:: Material to process

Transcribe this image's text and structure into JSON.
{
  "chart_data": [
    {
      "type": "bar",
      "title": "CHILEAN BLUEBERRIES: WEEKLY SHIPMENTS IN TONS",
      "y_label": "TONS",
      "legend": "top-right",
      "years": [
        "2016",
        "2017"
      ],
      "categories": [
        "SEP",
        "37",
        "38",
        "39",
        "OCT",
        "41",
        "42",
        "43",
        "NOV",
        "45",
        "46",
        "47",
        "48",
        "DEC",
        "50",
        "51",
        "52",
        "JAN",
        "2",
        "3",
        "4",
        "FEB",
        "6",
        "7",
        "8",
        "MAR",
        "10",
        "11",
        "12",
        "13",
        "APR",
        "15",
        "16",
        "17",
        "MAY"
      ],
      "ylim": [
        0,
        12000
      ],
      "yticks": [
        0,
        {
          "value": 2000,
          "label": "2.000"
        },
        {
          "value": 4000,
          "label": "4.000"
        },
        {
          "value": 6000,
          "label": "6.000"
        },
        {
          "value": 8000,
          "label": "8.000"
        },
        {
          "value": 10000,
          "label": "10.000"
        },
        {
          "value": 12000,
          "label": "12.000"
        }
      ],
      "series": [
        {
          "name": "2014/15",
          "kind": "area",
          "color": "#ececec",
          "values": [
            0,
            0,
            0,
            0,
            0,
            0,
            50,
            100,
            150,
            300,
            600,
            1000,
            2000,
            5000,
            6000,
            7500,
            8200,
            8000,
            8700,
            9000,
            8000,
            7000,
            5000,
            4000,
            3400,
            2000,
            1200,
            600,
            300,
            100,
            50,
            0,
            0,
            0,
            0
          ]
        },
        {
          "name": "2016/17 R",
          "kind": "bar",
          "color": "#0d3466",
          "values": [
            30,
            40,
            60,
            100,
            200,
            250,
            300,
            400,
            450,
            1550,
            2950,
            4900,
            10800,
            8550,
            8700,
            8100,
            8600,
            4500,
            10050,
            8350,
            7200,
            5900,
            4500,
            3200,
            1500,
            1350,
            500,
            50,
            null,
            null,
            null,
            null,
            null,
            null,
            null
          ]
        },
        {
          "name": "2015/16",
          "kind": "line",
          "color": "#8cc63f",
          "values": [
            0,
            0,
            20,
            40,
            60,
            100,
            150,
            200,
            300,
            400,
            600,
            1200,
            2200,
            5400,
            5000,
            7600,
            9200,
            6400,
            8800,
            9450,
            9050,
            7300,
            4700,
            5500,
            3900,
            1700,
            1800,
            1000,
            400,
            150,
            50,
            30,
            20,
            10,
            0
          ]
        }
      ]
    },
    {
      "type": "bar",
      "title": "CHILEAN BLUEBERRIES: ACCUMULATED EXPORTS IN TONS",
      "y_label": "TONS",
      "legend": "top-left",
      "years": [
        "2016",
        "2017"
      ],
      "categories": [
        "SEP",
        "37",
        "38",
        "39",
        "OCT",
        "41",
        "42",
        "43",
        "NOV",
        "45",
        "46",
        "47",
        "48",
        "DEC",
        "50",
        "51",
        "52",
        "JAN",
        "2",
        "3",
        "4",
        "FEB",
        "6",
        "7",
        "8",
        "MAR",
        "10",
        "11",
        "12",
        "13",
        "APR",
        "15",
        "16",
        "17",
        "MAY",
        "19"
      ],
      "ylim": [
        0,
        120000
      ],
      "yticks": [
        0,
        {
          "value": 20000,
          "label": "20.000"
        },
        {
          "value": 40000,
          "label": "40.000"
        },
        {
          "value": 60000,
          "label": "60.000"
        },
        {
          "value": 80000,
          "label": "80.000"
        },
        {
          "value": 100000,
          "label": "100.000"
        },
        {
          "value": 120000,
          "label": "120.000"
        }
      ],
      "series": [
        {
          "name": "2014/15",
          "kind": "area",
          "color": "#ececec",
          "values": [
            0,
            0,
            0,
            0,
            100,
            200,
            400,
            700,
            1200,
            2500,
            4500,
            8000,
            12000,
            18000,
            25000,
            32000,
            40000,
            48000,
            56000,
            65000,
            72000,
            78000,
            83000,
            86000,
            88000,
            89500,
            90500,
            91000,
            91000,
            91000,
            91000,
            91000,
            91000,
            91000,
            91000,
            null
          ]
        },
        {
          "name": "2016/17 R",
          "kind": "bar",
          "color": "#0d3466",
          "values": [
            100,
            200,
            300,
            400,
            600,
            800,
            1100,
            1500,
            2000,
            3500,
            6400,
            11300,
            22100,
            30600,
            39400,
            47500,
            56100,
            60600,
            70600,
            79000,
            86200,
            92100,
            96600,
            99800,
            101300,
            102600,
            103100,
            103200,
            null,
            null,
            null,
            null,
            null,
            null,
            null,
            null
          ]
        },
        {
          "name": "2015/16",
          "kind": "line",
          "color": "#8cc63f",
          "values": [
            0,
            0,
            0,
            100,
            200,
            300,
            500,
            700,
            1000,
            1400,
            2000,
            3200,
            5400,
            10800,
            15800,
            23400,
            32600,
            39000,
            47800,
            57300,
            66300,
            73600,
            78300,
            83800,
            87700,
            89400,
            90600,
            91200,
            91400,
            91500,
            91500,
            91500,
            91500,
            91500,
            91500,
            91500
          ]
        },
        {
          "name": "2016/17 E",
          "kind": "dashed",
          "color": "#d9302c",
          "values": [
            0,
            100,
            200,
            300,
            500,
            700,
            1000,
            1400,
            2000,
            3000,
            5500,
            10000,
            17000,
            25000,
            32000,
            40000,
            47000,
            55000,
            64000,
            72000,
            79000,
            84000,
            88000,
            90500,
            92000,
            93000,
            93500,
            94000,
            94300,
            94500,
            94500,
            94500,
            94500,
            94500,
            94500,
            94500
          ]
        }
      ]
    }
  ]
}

::::

* Exercise requirements *
Copy each line from the data above that includes "BLUEBERRIES".

* Written response *
      "title": "CHILEAN BLUEBERRIES: WEEKLY SHIPMENTS IN TONS",
      "title": "CHILEAN BLUEBERRIES: ACCUMULATED EXPORTS IN TONS",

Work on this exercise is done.